> RAW RECORDS:

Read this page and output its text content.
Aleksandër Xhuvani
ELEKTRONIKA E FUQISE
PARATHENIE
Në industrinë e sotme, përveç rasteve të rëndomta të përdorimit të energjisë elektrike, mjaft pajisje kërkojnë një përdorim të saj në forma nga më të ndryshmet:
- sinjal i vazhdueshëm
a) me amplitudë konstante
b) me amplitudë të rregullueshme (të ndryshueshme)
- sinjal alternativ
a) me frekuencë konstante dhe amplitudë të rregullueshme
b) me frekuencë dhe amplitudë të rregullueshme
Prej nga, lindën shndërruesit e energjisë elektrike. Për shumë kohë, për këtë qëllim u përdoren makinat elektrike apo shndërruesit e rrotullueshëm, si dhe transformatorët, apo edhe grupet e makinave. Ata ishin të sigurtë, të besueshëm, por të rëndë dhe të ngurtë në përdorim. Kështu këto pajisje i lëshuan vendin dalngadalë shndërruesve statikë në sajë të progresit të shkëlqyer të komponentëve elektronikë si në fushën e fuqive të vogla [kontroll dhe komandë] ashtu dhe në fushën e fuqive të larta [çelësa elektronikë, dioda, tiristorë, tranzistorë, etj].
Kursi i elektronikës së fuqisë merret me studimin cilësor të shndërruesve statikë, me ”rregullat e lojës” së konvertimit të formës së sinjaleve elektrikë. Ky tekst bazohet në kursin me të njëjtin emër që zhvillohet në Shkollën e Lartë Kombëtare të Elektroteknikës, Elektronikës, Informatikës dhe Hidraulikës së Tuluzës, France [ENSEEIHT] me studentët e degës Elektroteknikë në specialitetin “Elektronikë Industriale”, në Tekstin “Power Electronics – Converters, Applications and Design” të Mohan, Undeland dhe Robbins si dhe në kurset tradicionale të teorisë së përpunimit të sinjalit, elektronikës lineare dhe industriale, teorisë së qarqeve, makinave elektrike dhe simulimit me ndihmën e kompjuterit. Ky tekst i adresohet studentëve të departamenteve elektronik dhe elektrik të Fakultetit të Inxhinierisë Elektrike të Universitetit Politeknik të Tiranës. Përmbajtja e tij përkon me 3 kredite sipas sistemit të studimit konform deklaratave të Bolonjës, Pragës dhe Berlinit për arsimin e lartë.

> WHAT YOU HAVE TO DO:
How many of these lines contain "përdorim"? Write only the number.

> FINAL RESULT:
2